EXERCISE REQUIREMENTS: Identify the lines holding "chat" and copy them.

RECORDS SUPPLIED:
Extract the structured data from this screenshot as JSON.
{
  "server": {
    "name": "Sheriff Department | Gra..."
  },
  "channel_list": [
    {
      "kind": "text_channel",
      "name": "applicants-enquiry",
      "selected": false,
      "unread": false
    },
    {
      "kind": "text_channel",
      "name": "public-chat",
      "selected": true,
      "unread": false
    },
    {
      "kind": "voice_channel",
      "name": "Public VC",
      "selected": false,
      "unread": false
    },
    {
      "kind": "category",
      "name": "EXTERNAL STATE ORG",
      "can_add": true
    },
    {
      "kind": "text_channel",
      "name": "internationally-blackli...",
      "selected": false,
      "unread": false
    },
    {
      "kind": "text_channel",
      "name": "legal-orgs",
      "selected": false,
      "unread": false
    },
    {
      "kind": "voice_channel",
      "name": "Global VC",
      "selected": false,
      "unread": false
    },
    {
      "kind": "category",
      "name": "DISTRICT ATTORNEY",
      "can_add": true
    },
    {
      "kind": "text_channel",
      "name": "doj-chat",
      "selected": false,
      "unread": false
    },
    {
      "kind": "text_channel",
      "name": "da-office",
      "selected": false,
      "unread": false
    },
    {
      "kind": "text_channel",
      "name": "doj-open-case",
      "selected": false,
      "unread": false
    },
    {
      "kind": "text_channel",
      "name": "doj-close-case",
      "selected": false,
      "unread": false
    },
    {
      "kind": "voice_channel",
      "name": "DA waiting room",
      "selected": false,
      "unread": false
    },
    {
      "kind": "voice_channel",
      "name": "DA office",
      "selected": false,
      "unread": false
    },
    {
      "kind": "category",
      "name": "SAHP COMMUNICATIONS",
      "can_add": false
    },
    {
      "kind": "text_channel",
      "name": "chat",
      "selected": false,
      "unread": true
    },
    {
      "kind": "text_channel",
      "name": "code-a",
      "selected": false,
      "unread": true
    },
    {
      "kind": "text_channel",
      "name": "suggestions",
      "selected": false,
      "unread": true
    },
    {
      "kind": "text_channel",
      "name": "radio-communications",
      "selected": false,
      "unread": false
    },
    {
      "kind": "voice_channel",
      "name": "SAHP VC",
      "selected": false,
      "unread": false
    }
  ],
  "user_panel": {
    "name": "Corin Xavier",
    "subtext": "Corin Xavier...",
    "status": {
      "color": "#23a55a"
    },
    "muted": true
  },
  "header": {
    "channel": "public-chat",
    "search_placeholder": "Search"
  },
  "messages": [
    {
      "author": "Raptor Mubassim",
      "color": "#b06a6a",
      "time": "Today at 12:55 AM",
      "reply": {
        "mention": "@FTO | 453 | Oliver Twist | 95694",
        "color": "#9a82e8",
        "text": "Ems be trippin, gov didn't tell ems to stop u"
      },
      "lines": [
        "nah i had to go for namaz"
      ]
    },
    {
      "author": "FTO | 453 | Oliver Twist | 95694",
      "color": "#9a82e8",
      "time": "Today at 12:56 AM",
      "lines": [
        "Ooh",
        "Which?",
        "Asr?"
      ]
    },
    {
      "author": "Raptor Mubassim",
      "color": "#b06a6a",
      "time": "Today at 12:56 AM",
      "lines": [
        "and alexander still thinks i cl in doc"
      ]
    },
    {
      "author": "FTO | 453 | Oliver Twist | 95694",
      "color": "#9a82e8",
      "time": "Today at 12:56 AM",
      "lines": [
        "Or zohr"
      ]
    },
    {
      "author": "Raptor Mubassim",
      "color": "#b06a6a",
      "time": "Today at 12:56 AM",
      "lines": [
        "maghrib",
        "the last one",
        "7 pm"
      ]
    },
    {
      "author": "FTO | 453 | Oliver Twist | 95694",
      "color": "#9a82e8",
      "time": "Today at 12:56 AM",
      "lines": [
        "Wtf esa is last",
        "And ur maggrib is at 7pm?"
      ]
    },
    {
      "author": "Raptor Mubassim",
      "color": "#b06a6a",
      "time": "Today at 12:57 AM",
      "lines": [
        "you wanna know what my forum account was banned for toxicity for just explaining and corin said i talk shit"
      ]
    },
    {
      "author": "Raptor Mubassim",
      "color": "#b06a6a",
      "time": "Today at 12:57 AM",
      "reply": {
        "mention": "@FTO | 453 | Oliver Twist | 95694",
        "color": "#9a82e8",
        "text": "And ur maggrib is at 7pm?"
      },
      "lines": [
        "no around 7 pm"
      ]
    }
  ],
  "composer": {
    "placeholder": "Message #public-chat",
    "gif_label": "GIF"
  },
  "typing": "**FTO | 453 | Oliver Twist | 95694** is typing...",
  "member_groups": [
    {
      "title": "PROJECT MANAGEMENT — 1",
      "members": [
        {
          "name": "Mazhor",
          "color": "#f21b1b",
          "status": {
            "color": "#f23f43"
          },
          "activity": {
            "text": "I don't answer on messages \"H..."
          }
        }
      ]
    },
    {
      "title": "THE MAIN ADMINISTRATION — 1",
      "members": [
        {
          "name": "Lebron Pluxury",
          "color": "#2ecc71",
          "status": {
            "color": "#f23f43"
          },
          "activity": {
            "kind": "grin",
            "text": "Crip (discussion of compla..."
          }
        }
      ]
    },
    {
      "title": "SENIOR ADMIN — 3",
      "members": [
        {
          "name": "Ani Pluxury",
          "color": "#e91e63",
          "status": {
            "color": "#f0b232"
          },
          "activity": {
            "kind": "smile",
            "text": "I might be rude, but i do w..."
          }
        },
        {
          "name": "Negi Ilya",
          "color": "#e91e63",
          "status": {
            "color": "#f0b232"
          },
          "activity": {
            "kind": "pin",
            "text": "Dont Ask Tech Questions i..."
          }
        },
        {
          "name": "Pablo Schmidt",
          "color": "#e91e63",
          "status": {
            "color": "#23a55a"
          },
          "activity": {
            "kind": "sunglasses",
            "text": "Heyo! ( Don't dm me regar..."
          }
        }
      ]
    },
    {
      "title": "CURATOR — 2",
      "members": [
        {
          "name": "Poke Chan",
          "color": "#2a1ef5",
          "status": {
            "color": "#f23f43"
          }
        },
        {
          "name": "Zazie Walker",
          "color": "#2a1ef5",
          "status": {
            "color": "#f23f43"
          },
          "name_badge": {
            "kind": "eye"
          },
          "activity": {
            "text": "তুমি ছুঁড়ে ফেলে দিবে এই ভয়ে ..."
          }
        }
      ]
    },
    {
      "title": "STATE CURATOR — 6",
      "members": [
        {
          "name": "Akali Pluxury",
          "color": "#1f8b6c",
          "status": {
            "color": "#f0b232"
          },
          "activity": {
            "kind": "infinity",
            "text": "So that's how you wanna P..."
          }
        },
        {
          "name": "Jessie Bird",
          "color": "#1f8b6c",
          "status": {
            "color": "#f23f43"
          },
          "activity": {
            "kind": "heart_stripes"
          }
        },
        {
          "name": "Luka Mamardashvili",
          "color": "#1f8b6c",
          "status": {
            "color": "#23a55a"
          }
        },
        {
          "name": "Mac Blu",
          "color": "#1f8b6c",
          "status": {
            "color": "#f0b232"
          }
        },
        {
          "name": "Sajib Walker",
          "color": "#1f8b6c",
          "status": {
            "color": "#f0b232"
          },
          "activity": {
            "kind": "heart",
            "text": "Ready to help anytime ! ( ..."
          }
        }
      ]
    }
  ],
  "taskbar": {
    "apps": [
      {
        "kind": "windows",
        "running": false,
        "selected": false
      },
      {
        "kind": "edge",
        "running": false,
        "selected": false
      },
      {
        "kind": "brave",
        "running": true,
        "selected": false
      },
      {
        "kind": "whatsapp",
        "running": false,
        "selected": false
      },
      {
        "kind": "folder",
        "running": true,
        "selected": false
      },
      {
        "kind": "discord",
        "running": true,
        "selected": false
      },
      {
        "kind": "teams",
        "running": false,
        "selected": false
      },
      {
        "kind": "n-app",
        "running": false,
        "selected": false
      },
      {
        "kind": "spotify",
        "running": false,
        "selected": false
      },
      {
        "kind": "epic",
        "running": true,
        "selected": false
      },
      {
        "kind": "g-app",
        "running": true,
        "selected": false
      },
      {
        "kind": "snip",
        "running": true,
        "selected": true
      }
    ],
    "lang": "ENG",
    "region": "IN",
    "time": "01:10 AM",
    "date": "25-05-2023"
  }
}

THE REPLY:
      "name": "public-chat",
      "name": "doj-chat",
      "name": "chat",
    "channel": "public-chat",
    "placeholder": "Message #public-chat",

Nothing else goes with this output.